• TEXTE RETENU:
• • • • • • •

Le Chef Anto est cheffe de cuisine à domicile et traiteur en région parisienne. Son ambition : retravailler les produits et plats traditionnels de chez nous, en alliant la connaissance des produits, le savoir-faire de nos cuisines avec les techniques culinaires apprises en France. Son objectif : donner à notre gastronomie une touche moderne et la rendre plus accessible à ceux qui ne la connaissent pas ou qui en ont des a priori. Entretien…

D’où te vient cette passion pour la cuisine ?

Anto. Au départ je ne savais pas que j’étais passionnée par cela. Dans la culture africaine, savoir cuisiner est normal pour une jeune fille. Très jeune, j’aimais regarder ma grand-mère cuisiner. Je me souviens encore des grands repas de famille à Baraka, des mariages coutumiers de mes cousines, de ces moments où toutes les filles étaient réquisitionnées pour aider en cuisine. Cela était donc normal pour moi jusqu’au moment de choisir une orientation de carrière. Faire de la cuisine mon métier devenait une évidence.

Pourquoi « le Chef Anto » ?

Anto. Le chef Anto, veut dire tout simplement : le chef femme. Mon prénom exact c’est Antompindi, qui signifie « Femmes des champs » en langue Omyene : Anto pour femmes et Pindi pour les champs. C’est mon premier prénom et pendant longtemps, je n’en étais pas fière. Je préférai mon deuxième prénom qui fait plus européen. Lorsque j’ai décidé de me spécialiser dans la cuisine africaine, je voulais un nom qui rappelle mes origines, court, simple, facile à retenir et qui me représenterait réellement. Un jour en regardant un reportage sur les femmes agricultrices ce fut la révélation : elles sont multi-tâches, courageuses, dynamiques, elles prennent soin de leur foyer et de la communauté : en résumé toutes les caractéristiques nécessaires lorsque l’on veut entreprendre. De plus dans ce monde d’homme, être un chef femme était un défi. J’ai ainsi décidé de prendre pour nom de société et pour mon nom professionnel : Le Chef Anto.

Comment décrirais-tu ta cuisine ?

• • • • • • •

• BLOC DE DONNÉES:
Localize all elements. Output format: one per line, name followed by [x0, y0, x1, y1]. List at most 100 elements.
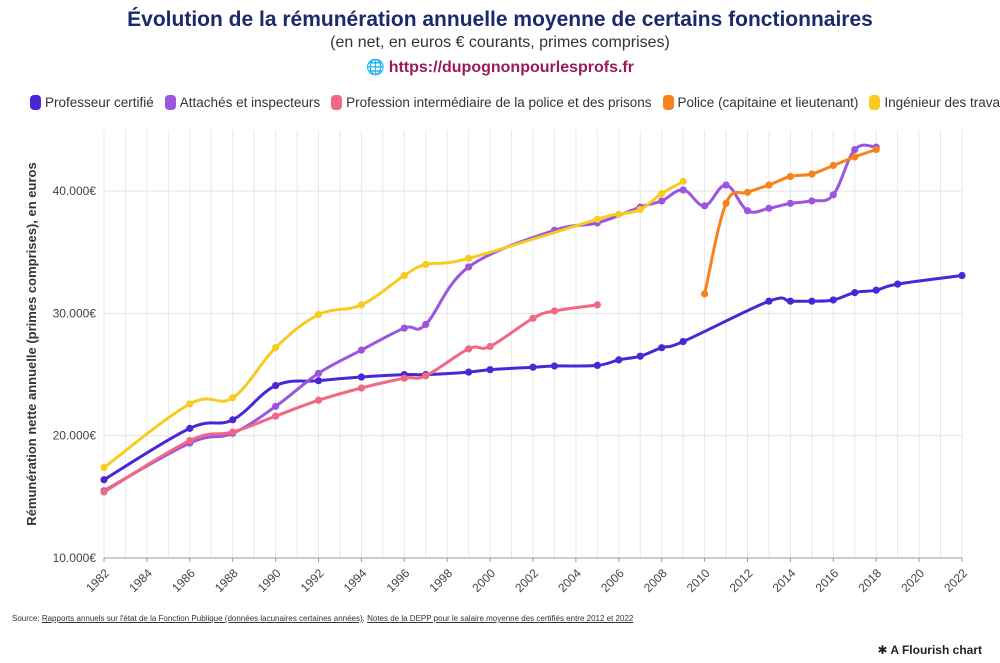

• • • • • • •

• TÂCHE DEMANDÉE 1:
Répondez aux questions suivantes à partir de l'entretien avec le Chef Anto :
(a) Dans quelle région le Chef Anto exerce-t-elle comme cheffe à domicile et traiteur ?
(b) Dans quelle ville se tenaient les grands repas de famille évoqués par Anto ?
(c) Que signifie le prénom Antompindi en langue omyene ?
• TÂCHE DEMANDÉE 2:
Recopiez à l'identique, dans l'entretien avec le Chef Anto placé au-dessus des données, le passage allant de « Anto. Au départ » jusqu'à « devenait une évidence. ».
• TÂCHE DEMANDÉE 3:
Prolongez l'entretien avec le Chef Anto, situé au-dessus des données, à partir du point où il s'interrompt.

• RÉSULTAT 1:
(a) En région parisienne.
(b) À Baraka.
(c) « Femmes des champs ».

• RÉSULTAT 2:
Anto. Au départ je ne savais pas que j’étais passionnée par cela. Dans la culture africaine, savoir cuisiner est normal pour une jeune fille. Très jeune, j’aimais regarder ma grand-mère cuisiner. Je me souviens encore des grands repas de famille à Baraka, des mariages coutumiers de mes cousines, de ces moments où toutes les filles étaient réquisitionnées pour aider en cuisine. Cela était donc normal pour moi jusqu’au moment de choisir une orientation de carrière. Faire de la cuisine mon métier devenait une évidence.

• RÉSULTAT 3:
Anto. Ma cuisine est simple mais moderne. J’essaye de ne pas faire trop de chichis. Je pense toujours aux repas de ma mère, mes tantes ou ma grand-mère qui à chaque fois, nous faisaient des mets simples mais succulents et efficaces. Par contre j’accorde une attention particulière au visuel, car on mange d’abord avec les yeux. Entre africains nous sommes habitués au volume, à l’assiette chargée. En Europe, pour faire découvrir notre cuisine à une certaine clientèle, je dois utiliser leurs codes, parler le même langage qu’eux, du coup les mets que je propose deviennent plus raffinés en termes de visuel tout en conservant leur identité gustative.

Rêver c’est bien, mais agir pour accomplir ses rêves c’est mieux. Vivre de sa passion est un bon moyen pour être heureux.

Chef de cuisine, Traiteur, blogueuse culinaire, comment arrives-tu à gérer toutes ses casquettes avec ta vie familiale ?

Anto. Ce n’est pas toujours facile, surtout pour une femme mariée et mère d’un bébé de 18 mois. Mais c’est possible. Mon mari me soutient beaucoup, et ma belle-mère aussi. D’autre part, ce qui est intéressant quand on est traiteur, c’est que l’on vend avant de produire, contrairement à un restaurateur qui produit avant de vendre. Du coup, en tant que traiteur, on a une meilleure visibilité prévisionnelle de l’activité, et on a moins de perte.

Le Chef Anto

Au Gabon en général, ce métier est souvent dévalorisé. Que dirais-tu aux parents dont les enfants veulent embrasser ce métier ? Et quels conseils donnerais-tu à ces enfants ?

Anto. Il n’y a pas de sous métier. Il vaut mieux un cuisinier heureux et passionné, qu’un fonctionnaire aigri, un médecin sans éthique ou un commercial esclave de son salaire à la fin du mois.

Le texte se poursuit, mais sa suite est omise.